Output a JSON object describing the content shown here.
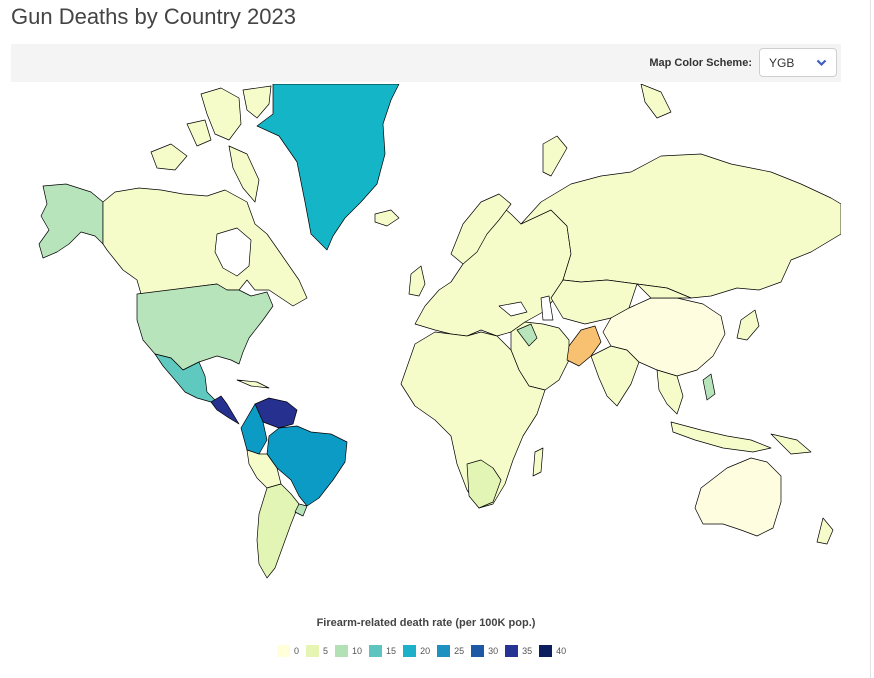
{
  "page": {
    "title": "Gun Deaths by Country 2023"
  },
  "toolbar": {
    "scheme_label": "Map Color Scheme:",
    "scheme_value": "YGB",
    "scheme_icon": "chevron-down-icon",
    "chevron_color": "#3d5fc4"
  },
  "legend": {
    "title": "Firearm-related death rate (per 100K pop.)",
    "items": [
      {
        "label": "0",
        "color": "#ffffd9"
      },
      {
        "label": "5",
        "color": "#e6f6b2"
      },
      {
        "label": "10",
        "color": "#b3e1b6"
      },
      {
        "label": "15",
        "color": "#5cc5bf"
      },
      {
        "label": "20",
        "color": "#1cb0c9"
      },
      {
        "label": "25",
        "color": "#1d91c0"
      },
      {
        "label": "30",
        "color": "#1f59a6"
      },
      {
        "label": "35",
        "color": "#253494"
      },
      {
        "label": "40",
        "color": "#0b1f5f"
      }
    ]
  },
  "map_colors": {
    "low": "#f5fcca",
    "very_low": "#fffde0",
    "pale_green": "#e3f5b4",
    "light_green": "#b7e4ba",
    "teal": "#60c9bf",
    "cyan": "#13b5c6",
    "blue": "#0b9bc5",
    "navy": "#25308f",
    "orange": "#f8c172"
  }
}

━━━━━━━━━━━━━━━━

Task requirements: Return each line of the data, keeping its wording exact and omitting pictures.

Solution:
Output a JSON object describing the content shown here.
{
  "page": {
    "title": "Gun Deaths by Country 2023"
  },
  "toolbar": {
    "scheme_label": "Map Color Scheme:",
    "scheme_value": "YGB",
    "scheme_icon": "chevron-down-icon",
    "chevron_color": "#3d5fc4"
  },
  "legend": {
    "title": "Firearm-related death rate (per 100K pop.)",
    "items": [
      {
        "label": "0",
        "color": "#ffffd9"
      },
      {
        "label": "5",
        "color": "#e6f6b2"
      },
      {
        "label": "10",
        "color": "#b3e1b6"
      },
      {
        "label": "15",
        "color": "#5cc5bf"
      },
      {
        "label": "20",
        "color": "#1cb0c9"
      },
      {
        "label": "25",
        "color": "#1d91c0"
      },
      {
        "label": "30",
        "color": "#1f59a6"
      },
      {
        "label": "35",
        "color": "#253494"
      },
      {
        "label": "40",
        "color": "#0b1f5f"
      }
    ]
  },
  "map_colors": {
    "low": "#f5fcca",
    "very_low": "#fffde0",
    "pale_green": "#e3f5b4",
    "light_green": "#b7e4ba",
    "teal": "#60c9bf",
    "cyan": "#13b5c6",
    "blue": "#0b9bc5",
    "navy": "#25308f",
    "orange": "#f8c172"
  }
}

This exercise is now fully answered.